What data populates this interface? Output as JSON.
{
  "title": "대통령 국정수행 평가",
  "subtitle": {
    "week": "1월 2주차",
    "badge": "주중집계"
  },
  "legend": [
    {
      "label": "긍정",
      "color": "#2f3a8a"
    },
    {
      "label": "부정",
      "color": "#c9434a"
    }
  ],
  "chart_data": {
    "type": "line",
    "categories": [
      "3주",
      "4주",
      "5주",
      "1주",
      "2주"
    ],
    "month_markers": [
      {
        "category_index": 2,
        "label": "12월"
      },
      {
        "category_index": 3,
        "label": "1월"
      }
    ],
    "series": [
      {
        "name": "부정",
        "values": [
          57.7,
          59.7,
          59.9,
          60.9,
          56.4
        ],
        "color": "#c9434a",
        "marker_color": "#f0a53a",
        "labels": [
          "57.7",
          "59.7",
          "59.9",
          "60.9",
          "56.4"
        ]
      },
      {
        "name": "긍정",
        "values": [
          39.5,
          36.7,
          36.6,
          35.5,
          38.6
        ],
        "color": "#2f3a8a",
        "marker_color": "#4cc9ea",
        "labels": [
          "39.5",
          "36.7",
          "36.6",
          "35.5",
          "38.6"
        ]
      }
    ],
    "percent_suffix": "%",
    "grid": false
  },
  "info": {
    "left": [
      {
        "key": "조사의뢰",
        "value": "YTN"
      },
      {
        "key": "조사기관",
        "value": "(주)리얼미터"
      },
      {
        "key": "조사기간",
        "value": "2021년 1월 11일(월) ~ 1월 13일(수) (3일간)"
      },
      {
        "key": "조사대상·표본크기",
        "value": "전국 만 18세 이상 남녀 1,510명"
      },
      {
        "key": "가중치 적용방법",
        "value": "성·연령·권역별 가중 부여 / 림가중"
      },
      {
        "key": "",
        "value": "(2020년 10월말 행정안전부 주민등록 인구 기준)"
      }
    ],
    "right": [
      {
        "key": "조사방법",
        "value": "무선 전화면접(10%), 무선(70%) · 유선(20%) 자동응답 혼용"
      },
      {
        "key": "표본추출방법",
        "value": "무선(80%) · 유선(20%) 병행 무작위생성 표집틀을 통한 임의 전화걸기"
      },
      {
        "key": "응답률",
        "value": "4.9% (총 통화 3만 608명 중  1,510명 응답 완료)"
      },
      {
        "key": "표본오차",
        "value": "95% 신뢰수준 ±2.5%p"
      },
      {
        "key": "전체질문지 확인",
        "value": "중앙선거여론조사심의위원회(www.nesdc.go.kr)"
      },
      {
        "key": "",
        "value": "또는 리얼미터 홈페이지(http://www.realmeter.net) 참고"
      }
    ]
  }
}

::::

Written problem: Return every record above exactly as it appears.

Full output:
What data populates this interface? Output as JSON.
{
  "title": "대통령 국정수행 평가",
  "subtitle": {
    "week": "1월 2주차",
    "badge": "주중집계"
  },
  "legend": [
    {
      "label": "긍정",
      "color": "#2f3a8a"
    },
    {
      "label": "부정",
      "color": "#c9434a"
    }
  ],
  "chart_data": {
    "type": "line",
    "categories": [
      "3주",
      "4주",
      "5주",
      "1주",
      "2주"
    ],
    "month_markers": [
      {
        "category_index": 2,
        "label": "12월"
      },
      {
        "category_index": 3,
        "label": "1월"
      }
    ],
    "series": [
      {
        "name": "부정",
        "values": [
          57.7,
          59.7,
          59.9,
          60.9,
          56.4
        ],
        "color": "#c9434a",
        "marker_color": "#f0a53a",
        "labels": [
          "57.7",
          "59.7",
          "59.9",
          "60.9",
          "56.4"
        ]
      },
      {
        "name": "긍정",
        "values": [
          39.5,
          36.7,
          36.6,
          35.5,
          38.6
        ],
        "color": "#2f3a8a",
        "marker_color": "#4cc9ea",
        "labels": [
          "39.5",
          "36.7",
          "36.6",
          "35.5",
          "38.6"
        ]
      }
    ],
    "percent_suffix": "%",
    "grid": false
  },
  "info": {
    "left": [
      {
        "key": "조사의뢰",
        "value": "YTN"
      },
      {
        "key": "조사기관",
        "value": "(주)리얼미터"
      },
      {
        "key": "조사기간",
        "value": "2021년 1월 11일(월) ~ 1월 13일(수) (3일간)"
      },
      {
        "key": "조사대상·표본크기",
        "value": "전국 만 18세 이상 남녀 1,510명"
      },
      {
        "key": "가중치 적용방법",
        "value": "성·연령·권역별 가중 부여 / 림가중"
      },
      {
        "key": "",
        "value": "(2020년 10월말 행정안전부 주민등록 인구 기준)"
      }
    ],
    "right": [
      {
        "key": "조사방법",
        "value": "무선 전화면접(10%), 무선(70%) · 유선(20%) 자동응답 혼용"
      },
      {
        "key": "표본추출방법",
        "value": "무선(80%) · 유선(20%) 병행 무작위생성 표집틀을 통한 임의 전화걸기"
      },
      {
        "key": "응답률",
        "value": "4.9% (총 통화 3만 608명 중  1,510명 응답 완료)"
      },
      {
        "key": "표본오차",
        "value": "95% 신뢰수준 ±2.5%p"
      },
      {
        "key": "전체질문지 확인",
        "value": "중앙선거여론조사심의위원회(www.nesdc.go.kr)"
      },
      {
        "key": "",
        "value": "또는 리얼미터 홈페이지(http://www.realmeter.net) 참고"
      }
    ]
  }
}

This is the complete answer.